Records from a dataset
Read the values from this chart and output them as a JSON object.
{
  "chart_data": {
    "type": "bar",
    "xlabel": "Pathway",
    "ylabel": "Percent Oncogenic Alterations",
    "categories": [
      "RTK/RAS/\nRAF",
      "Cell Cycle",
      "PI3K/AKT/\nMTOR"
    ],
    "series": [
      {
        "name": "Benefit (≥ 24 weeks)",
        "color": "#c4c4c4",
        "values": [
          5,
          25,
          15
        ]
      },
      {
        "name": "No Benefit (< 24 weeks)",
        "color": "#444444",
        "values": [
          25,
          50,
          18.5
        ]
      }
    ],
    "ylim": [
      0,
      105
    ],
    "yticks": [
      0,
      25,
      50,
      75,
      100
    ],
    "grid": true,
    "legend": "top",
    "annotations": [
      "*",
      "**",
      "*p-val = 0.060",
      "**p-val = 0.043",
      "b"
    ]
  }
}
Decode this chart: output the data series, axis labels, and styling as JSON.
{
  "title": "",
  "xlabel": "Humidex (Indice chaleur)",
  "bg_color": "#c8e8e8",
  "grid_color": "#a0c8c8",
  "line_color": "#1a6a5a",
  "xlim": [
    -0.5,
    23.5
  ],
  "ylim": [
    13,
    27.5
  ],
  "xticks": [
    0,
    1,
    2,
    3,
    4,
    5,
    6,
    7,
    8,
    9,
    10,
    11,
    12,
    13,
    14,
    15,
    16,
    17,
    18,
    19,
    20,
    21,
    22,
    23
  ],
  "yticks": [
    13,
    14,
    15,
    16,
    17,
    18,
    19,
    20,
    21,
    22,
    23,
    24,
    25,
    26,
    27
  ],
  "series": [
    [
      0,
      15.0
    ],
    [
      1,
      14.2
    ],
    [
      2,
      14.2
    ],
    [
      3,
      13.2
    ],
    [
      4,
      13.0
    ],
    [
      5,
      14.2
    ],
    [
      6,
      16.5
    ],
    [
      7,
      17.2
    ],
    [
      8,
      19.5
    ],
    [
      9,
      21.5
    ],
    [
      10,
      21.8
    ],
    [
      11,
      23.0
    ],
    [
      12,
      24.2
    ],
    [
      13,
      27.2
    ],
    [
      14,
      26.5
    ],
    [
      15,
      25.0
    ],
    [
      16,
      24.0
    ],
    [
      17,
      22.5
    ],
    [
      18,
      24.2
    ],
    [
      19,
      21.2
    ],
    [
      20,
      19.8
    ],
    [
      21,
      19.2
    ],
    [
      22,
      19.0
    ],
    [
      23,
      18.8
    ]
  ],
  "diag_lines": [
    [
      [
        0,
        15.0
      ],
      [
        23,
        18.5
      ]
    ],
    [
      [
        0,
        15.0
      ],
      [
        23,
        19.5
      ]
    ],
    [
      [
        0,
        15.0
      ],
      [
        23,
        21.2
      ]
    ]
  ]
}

[GIVEN REQUEST] Above are the records; copy every line in them that holds the word "series".

[THE ANSWER]
    "series": [
Decode this chart: output the data series, axis labels, and styling as JSON.
  "series": [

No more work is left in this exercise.